* [EXERCISE MATERIALS]
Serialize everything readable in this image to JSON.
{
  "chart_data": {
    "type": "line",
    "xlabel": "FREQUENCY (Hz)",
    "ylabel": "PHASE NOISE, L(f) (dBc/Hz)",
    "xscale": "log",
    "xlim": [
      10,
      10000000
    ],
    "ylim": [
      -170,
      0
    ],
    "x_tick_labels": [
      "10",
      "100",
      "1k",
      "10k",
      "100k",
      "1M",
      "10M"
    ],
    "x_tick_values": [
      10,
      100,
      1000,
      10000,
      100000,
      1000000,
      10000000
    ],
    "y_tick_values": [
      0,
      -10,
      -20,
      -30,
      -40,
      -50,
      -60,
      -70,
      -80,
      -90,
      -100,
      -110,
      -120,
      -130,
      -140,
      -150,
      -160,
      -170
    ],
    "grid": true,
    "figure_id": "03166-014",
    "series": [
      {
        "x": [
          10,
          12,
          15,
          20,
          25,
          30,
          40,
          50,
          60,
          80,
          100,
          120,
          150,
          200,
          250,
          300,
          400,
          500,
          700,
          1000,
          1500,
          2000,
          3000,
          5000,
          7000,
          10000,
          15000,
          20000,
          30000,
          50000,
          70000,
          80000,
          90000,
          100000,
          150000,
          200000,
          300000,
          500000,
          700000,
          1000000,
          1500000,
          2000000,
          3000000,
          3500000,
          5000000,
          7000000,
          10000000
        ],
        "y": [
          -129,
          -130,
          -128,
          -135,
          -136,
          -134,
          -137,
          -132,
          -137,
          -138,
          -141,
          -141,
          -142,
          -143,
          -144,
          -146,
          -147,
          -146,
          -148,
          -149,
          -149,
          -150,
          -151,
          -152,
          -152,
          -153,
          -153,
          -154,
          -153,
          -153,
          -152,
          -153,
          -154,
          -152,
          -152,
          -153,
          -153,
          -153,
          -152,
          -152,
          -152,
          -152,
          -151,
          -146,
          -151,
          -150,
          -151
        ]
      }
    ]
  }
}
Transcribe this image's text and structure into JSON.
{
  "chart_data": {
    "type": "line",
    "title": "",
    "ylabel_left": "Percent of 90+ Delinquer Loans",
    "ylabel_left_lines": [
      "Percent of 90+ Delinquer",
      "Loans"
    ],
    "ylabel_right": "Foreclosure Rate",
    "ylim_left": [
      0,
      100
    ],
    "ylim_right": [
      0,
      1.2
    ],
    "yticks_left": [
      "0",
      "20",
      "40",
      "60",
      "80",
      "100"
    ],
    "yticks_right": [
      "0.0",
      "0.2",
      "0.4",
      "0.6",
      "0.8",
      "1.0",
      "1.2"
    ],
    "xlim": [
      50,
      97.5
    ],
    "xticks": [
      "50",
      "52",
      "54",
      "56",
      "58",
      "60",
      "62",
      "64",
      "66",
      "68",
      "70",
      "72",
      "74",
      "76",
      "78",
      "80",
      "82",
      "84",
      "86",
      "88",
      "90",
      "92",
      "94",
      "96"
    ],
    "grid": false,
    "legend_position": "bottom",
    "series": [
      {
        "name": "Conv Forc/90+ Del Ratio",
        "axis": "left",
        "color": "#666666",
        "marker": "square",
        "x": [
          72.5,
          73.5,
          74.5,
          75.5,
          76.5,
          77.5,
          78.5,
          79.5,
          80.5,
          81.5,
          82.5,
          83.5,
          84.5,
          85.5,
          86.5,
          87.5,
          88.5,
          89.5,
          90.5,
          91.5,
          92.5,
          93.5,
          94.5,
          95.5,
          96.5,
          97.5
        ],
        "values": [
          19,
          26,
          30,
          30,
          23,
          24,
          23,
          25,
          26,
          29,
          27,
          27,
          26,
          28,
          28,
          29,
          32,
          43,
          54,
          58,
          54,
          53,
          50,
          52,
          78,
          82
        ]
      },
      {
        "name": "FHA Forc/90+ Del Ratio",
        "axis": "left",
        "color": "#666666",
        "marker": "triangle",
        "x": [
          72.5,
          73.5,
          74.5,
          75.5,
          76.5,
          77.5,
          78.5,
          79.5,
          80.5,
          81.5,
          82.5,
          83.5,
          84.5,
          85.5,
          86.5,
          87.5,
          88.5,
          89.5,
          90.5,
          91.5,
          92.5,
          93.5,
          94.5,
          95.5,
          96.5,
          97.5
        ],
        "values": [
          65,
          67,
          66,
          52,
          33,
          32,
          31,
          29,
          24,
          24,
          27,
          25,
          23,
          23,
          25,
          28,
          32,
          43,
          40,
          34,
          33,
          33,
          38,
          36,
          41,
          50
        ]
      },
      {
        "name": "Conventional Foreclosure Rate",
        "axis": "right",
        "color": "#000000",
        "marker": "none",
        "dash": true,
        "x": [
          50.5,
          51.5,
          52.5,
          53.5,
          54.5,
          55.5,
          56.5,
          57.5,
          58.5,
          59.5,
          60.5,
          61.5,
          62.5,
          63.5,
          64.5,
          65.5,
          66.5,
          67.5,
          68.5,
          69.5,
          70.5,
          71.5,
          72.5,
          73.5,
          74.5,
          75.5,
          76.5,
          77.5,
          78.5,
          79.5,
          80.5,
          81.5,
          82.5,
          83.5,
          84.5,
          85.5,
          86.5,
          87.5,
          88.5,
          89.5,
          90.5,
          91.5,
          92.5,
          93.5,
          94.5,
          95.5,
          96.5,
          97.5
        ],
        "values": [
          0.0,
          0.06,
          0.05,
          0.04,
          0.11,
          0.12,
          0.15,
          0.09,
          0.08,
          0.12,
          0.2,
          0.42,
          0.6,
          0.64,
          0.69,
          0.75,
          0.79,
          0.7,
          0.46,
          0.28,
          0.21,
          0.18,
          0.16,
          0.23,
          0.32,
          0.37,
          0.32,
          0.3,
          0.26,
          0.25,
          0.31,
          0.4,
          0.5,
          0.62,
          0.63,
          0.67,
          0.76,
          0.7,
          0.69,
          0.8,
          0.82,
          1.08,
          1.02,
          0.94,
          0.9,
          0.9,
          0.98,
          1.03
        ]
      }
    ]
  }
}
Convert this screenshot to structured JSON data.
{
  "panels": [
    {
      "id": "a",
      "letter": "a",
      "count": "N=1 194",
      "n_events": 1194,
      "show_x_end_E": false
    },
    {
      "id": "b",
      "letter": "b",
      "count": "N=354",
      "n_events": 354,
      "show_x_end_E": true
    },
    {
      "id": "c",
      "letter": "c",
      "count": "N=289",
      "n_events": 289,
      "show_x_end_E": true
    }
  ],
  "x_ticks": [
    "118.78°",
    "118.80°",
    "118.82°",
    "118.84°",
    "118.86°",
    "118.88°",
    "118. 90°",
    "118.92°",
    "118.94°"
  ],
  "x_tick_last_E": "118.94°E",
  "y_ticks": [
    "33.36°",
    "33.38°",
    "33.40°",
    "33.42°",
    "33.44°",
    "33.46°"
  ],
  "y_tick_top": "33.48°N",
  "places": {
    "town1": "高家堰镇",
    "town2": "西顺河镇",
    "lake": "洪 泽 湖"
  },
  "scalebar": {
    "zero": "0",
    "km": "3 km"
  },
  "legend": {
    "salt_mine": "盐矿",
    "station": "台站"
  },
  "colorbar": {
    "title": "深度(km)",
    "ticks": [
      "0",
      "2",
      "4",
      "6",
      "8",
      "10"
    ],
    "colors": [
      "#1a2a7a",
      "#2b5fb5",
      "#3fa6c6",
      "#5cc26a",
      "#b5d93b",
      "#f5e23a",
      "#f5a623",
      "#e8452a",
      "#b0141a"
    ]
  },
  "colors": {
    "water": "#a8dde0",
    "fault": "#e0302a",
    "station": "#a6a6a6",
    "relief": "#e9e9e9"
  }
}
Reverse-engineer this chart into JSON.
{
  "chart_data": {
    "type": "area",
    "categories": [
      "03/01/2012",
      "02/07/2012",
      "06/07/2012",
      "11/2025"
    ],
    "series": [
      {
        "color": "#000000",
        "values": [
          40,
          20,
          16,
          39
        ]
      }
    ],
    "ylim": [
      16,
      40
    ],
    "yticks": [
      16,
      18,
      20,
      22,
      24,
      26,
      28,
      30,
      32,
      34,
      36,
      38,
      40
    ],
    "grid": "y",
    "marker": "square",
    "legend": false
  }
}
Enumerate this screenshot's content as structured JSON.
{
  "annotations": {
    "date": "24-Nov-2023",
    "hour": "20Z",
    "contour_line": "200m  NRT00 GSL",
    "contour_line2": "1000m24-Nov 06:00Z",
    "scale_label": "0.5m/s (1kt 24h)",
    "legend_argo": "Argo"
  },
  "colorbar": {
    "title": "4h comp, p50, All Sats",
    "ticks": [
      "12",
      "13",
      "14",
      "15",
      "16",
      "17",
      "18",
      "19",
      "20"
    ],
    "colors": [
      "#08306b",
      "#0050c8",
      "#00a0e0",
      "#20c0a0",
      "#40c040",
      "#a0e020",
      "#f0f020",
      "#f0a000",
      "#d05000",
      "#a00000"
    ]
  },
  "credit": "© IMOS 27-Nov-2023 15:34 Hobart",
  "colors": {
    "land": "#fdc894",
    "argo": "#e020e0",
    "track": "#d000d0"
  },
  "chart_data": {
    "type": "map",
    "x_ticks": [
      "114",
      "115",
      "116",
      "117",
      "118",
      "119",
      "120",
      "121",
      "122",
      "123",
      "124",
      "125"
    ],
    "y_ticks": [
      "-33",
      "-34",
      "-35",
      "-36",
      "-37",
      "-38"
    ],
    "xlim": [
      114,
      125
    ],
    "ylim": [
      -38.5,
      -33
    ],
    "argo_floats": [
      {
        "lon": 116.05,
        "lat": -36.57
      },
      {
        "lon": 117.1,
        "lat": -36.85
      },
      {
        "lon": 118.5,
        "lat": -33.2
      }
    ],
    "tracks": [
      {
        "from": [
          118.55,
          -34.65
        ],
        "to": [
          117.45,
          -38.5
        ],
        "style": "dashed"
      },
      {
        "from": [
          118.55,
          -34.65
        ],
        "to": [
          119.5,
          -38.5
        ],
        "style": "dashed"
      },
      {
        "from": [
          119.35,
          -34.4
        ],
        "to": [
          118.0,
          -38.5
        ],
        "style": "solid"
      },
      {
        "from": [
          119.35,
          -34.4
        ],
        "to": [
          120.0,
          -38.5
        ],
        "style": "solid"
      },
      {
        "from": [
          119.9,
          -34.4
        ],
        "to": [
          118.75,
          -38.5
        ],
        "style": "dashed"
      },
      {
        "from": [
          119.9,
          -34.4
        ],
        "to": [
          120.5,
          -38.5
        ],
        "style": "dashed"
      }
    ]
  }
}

* [WHAT THIS TASK INVOLVES]
List the lines that contain the word "Percent".

* [EXERCISE RESPONSE]
    "ylabel_left": "Percent of 90+ Delinquer Loans",
      "Percent of 90+ Delinquer",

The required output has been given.